— Start —

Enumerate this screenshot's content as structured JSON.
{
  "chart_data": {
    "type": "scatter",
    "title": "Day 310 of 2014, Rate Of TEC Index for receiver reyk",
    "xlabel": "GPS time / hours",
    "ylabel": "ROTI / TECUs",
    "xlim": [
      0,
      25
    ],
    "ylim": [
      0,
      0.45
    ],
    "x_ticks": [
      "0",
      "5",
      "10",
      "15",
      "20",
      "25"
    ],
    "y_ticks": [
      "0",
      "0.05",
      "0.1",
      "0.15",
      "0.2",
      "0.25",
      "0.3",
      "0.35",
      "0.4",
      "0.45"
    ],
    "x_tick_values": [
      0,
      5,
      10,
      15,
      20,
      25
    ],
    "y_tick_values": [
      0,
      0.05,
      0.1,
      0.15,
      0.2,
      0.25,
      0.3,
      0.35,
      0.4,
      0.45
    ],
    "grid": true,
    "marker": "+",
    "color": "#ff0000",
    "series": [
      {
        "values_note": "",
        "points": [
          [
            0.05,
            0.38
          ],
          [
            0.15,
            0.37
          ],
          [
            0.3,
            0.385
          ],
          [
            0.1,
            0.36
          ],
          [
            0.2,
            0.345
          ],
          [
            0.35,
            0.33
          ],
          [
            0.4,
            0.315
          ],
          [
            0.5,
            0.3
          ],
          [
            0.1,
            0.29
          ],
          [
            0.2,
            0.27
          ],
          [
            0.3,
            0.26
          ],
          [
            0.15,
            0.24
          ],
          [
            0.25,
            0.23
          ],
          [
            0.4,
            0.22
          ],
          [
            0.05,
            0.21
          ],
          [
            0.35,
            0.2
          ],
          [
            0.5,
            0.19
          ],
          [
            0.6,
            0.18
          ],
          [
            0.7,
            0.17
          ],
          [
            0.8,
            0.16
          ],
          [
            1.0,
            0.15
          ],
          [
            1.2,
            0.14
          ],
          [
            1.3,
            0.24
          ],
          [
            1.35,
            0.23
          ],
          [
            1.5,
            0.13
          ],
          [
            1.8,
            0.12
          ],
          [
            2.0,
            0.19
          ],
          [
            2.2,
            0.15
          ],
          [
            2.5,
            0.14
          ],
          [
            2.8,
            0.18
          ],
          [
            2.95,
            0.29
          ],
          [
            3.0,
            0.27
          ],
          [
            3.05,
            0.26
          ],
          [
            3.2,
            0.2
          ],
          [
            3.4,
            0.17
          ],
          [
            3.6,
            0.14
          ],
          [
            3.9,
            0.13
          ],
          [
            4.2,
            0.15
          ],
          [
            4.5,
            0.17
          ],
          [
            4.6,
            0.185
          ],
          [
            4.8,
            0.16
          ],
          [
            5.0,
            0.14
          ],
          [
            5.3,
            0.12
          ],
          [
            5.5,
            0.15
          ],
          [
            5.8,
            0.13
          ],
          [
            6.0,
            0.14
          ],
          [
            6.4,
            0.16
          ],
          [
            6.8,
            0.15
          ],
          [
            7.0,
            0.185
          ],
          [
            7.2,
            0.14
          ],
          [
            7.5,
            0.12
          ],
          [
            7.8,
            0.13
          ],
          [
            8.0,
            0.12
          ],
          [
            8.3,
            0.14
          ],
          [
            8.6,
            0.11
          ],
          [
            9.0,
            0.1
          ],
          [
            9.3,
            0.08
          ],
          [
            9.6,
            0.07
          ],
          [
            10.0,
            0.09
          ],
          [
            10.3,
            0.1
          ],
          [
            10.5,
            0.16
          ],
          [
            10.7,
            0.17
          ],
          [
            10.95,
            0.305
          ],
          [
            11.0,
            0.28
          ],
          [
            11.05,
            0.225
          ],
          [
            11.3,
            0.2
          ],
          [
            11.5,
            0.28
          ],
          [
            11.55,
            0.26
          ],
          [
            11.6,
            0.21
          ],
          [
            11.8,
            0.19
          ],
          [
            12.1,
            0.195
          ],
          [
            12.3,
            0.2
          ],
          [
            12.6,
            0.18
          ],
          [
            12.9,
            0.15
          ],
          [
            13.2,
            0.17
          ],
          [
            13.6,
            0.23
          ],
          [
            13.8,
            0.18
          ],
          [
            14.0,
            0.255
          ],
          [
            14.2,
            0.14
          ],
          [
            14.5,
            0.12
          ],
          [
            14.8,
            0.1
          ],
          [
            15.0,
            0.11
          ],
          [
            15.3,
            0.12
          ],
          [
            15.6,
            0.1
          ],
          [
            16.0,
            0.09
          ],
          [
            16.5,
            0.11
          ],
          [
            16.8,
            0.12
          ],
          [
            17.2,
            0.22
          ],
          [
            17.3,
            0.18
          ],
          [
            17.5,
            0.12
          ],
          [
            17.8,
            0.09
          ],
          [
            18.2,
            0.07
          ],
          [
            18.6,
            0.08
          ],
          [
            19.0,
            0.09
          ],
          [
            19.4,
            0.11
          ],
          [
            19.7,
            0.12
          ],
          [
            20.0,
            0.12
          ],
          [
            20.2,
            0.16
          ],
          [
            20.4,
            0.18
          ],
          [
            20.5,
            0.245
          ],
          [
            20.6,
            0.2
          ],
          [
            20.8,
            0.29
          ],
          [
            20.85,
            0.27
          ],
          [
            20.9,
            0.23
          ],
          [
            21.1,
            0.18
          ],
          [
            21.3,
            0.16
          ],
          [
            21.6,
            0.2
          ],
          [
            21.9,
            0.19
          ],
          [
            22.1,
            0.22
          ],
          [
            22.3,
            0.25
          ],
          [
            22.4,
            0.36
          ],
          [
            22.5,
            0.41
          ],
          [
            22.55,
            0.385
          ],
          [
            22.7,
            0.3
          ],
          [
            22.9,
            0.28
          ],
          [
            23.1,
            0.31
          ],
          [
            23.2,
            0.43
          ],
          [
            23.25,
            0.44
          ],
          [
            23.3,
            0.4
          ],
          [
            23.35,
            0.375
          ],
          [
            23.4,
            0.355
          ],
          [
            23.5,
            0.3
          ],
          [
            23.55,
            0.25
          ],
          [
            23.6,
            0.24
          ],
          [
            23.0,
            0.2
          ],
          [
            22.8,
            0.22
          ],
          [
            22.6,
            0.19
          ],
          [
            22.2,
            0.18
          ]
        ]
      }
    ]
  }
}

— End —

Problem:
Pull out each record as written and restate it exactly.

Solved exercise:
Enumerate this screenshot's content as structured JSON.
{
  "chart_data": {
    "type": "scatter",
    "title": "Day 310 of 2014, Rate Of TEC Index for receiver reyk",
    "xlabel": "GPS time / hours",
    "ylabel": "ROTI / TECUs",
    "xlim": [
      0,
      25
    ],
    "ylim": [
      0,
      0.45
    ],
    "x_ticks": [
      "0",
      "5",
      "10",
      "15",
      "20",
      "25"
    ],
    "y_ticks": [
      "0",
      "0.05",
      "0.1",
      "0.15",
      "0.2",
      "0.25",
      "0.3",
      "0.35",
      "0.4",
      "0.45"
    ],
    "x_tick_values": [
      0,
      5,
      10,
      15,
      20,
      25
    ],
    "y_tick_values": [
      0,
      0.05,
      0.1,
      0.15,
      0.2,
      0.25,
      0.3,
      0.35,
      0.4,
      0.45
    ],
    "grid": true,
    "marker": "+",
    "color": "#ff0000",
    "series": [
      {
        "values_note": "",
        "points": [
          [
            0.05,
            0.38
          ],
          [
            0.15,
            0.37
          ],
          [
            0.3,
            0.385
          ],
          [
            0.1,
            0.36
          ],
          [
            0.2,
            0.345
          ],
          [
            0.35,
            0.33
          ],
          [
            0.4,
            0.315
          ],
          [
            0.5,
            0.3
          ],
          [
            0.1,
            0.29
          ],
          [
            0.2,
            0.27
          ],
          [
            0.3,
            0.26
          ],
          [
            0.15,
            0.24
          ],
          [
            0.25,
            0.23
          ],
          [
            0.4,
            0.22
          ],
          [
            0.05,
            0.21
          ],
          [
            0.35,
            0.2
          ],
          [
            0.5,
            0.19
          ],
          [
            0.6,
            0.18
          ],
          [
            0.7,
            0.17
          ],
          [
            0.8,
            0.16
          ],
          [
            1.0,
            0.15
          ],
          [
            1.2,
            0.14
          ],
          [
            1.3,
            0.24
          ],
          [
            1.35,
            0.23
          ],
          [
            1.5,
            0.13
          ],
          [
            1.8,
            0.12
          ],
          [
            2.0,
            0.19
          ],
          [
            2.2,
            0.15
          ],
          [
            2.5,
            0.14
          ],
          [
            2.8,
            0.18
          ],
          [
            2.95,
            0.29
          ],
          [
            3.0,
            0.27
          ],
          [
            3.05,
            0.26
          ],
          [
            3.2,
            0.2
          ],
          [
            3.4,
            0.17
          ],
          [
            3.6,
            0.14
          ],
          [
            3.9,
            0.13
          ],
          [
            4.2,
            0.15
          ],
          [
            4.5,
            0.17
          ],
          [
            4.6,
            0.185
          ],
          [
            4.8,
            0.16
          ],
          [
            5.0,
            0.14
          ],
          [
            5.3,
            0.12
          ],
          [
            5.5,
            0.15
          ],
          [
            5.8,
            0.13
          ],
          [
            6.0,
            0.14
          ],
          [
            6.4,
            0.16
          ],
          [
            6.8,
            0.15
          ],
          [
            7.0,
            0.185
          ],
          [
            7.2,
            0.14
          ],
          [
            7.5,
            0.12
          ],
          [
            7.8,
            0.13
          ],
          [
            8.0,
            0.12
          ],
          [
            8.3,
            0.14
          ],
          [
            8.6,
            0.11
          ],
          [
            9.0,
            0.1
          ],
          [
            9.3,
            0.08
          ],
          [
            9.6,
            0.07
          ],
          [
            10.0,
            0.09
          ],
          [
            10.3,
            0.1
          ],
          [
            10.5,
            0.16
          ],
          [
            10.7,
            0.17
          ],
          [
            10.95,
            0.305
          ],
          [
            11.0,
            0.28
          ],
          [
            11.05,
            0.225
          ],
          [
            11.3,
            0.2
          ],
          [
            11.5,
            0.28
          ],
          [
            11.55,
            0.26
          ],
          [
            11.6,
            0.21
          ],
          [
            11.8,
            0.19
          ],
          [
            12.1,
            0.195
          ],
          [
            12.3,
            0.2
          ],
          [
            12.6,
            0.18
          ],
          [
            12.9,
            0.15
          ],
          [
            13.2,
            0.17
          ],
          [
            13.6,
            0.23
          ],
          [
            13.8,
            0.18
          ],
          [
            14.0,
            0.255
          ],
          [
            14.2,
            0.14
          ],
          [
            14.5,
            0.12
          ],
          [
            14.8,
            0.1
          ],
          [
            15.0,
            0.11
          ],
          [
            15.3,
            0.12
          ],
          [
            15.6,
            0.1
          ],
          [
            16.0,
            0.09
          ],
          [
            16.5,
            0.11
          ],
          [
            16.8,
            0.12
          ],
          [
            17.2,
            0.22
          ],
          [
            17.3,
            0.18
          ],
          [
            17.5,
            0.12
          ],
          [
            17.8,
            0.09
          ],
          [
            18.2,
            0.07
          ],
          [
            18.6,
            0.08
          ],
          [
            19.0,
            0.09
          ],
          [
            19.4,
            0.11
          ],
          [
            19.7,
            0.12
          ],
          [
            20.0,
            0.12
          ],
          [
            20.2,
            0.16
          ],
          [
            20.4,
            0.18
          ],
          [
            20.5,
            0.245
          ],
          [
            20.6,
            0.2
          ],
          [
            20.8,
            0.29
          ],
          [
            20.85,
            0.27
          ],
          [
            20.9,
            0.23
          ],
          [
            21.1,
            0.18
          ],
          [
            21.3,
            0.16
          ],
          [
            21.6,
            0.2
          ],
          [
            21.9,
            0.19
          ],
          [
            22.1,
            0.22
          ],
          [
            22.3,
            0.25
          ],
          [
            22.4,
            0.36
          ],
          [
            22.5,
            0.41
          ],
          [
            22.55,
            0.385
          ],
          [
            22.7,
            0.3
          ],
          [
            22.9,
            0.28
          ],
          [
            23.1,
            0.31
          ],
          [
            23.2,
            0.43
          ],
          [
            23.25,
            0.44
          ],
          [
            23.3,
            0.4
          ],
          [
            23.35,
            0.375
          ],
          [
            23.4,
            0.355
          ],
          [
            23.5,
            0.3
          ],
          [
            23.55,
            0.25
          ],
          [
            23.6,
            0.24
          ],
          [
            23.0,
            0.2
          ],
          [
            22.8,
            0.22
          ],
          [
            22.6,
            0.19
          ],
          [
            22.2,
            0.18
          ]
        ]
      }
    ]
  }
}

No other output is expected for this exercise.